--- BEGIN ---

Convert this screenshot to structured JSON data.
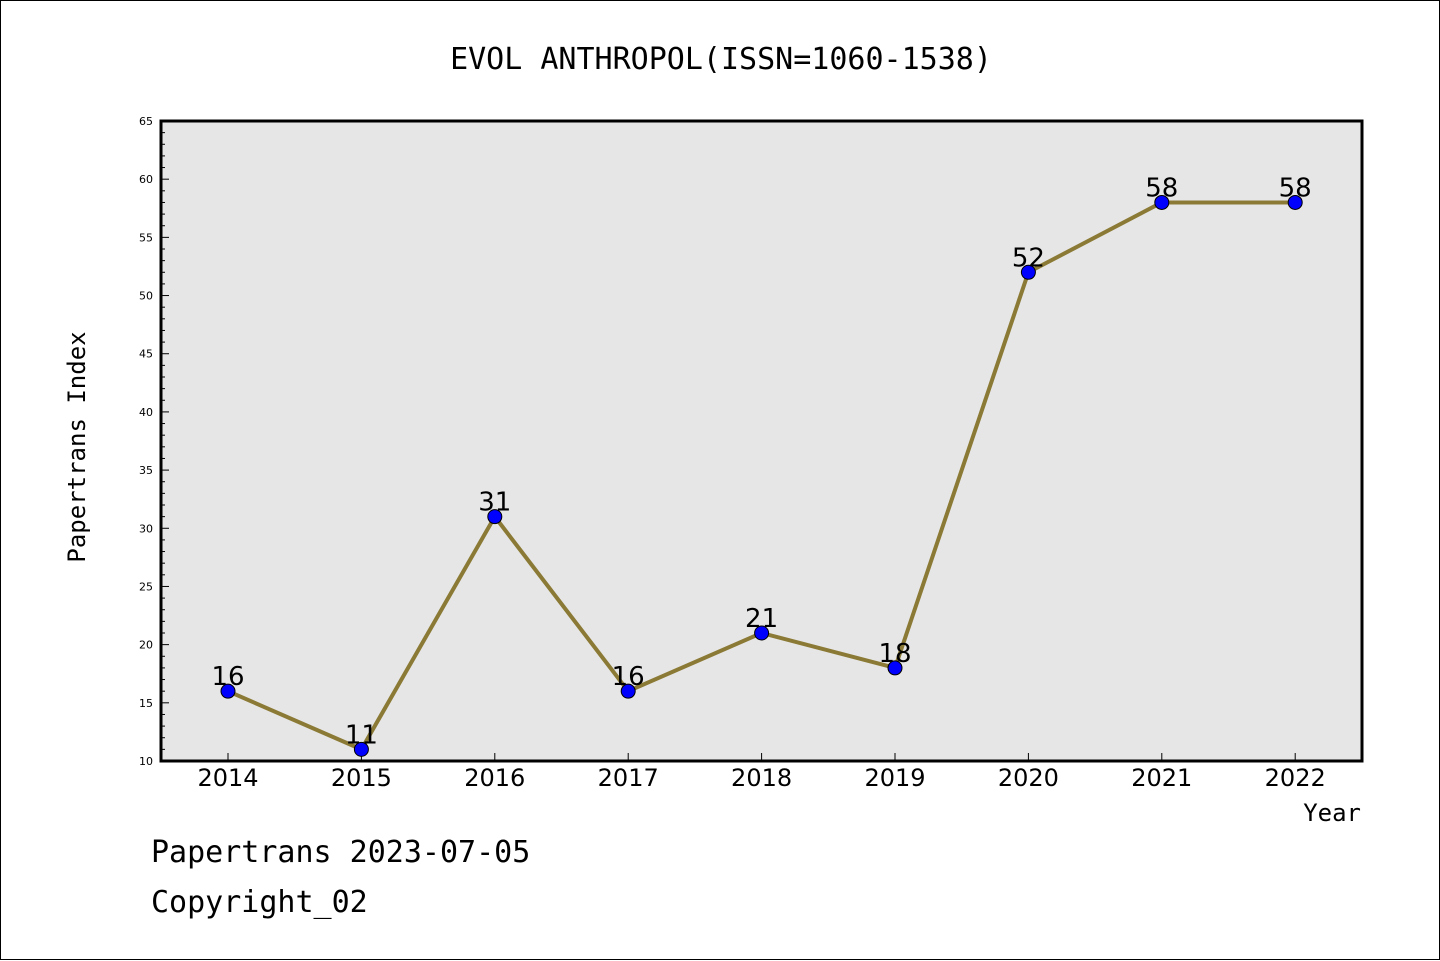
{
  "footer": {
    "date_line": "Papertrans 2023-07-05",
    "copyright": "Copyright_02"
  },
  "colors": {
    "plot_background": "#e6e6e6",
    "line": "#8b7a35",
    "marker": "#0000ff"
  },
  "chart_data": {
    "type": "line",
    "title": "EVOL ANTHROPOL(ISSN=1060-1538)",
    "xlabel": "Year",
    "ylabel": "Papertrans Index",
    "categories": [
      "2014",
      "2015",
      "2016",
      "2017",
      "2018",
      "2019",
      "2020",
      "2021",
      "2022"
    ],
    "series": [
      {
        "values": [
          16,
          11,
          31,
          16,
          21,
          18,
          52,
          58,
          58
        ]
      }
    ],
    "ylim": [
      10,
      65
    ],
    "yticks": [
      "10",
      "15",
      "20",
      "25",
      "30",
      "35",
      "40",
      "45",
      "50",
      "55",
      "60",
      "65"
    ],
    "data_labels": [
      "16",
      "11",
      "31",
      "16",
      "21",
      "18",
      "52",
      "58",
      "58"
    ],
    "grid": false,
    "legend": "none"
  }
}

--- END ---

▶ SET TASK
From the entries above, output every line exactly and omit any image.

▶ SOLUTION BELOW
Convert this screenshot to structured JSON data.
{
  "footer": {
    "date_line": "Papertrans 2023-07-05",
    "copyright": "Copyright_02"
  },
  "colors": {
    "plot_background": "#e6e6e6",
    "line": "#8b7a35",
    "marker": "#0000ff"
  },
  "chart_data": {
    "type": "line",
    "title": "EVOL ANTHROPOL(ISSN=1060-1538)",
    "xlabel": "Year",
    "ylabel": "Papertrans Index",
    "categories": [
      "2014",
      "2015",
      "2016",
      "2017",
      "2018",
      "2019",
      "2020",
      "2021",
      "2022"
    ],
    "series": [
      {
        "values": [
          16,
          11,
          31,
          16,
          21,
          18,
          52,
          58,
          58
        ]
      }
    ],
    "ylim": [
      10,
      65
    ],
    "yticks": [
      "10",
      "15",
      "20",
      "25",
      "30",
      "35",
      "40",
      "45",
      "50",
      "55",
      "60",
      "65"
    ],
    "data_labels": [
      "16",
      "11",
      "31",
      "16",
      "21",
      "18",
      "52",
      "58",
      "58"
    ],
    "grid": false,
    "legend": "none"
  }
}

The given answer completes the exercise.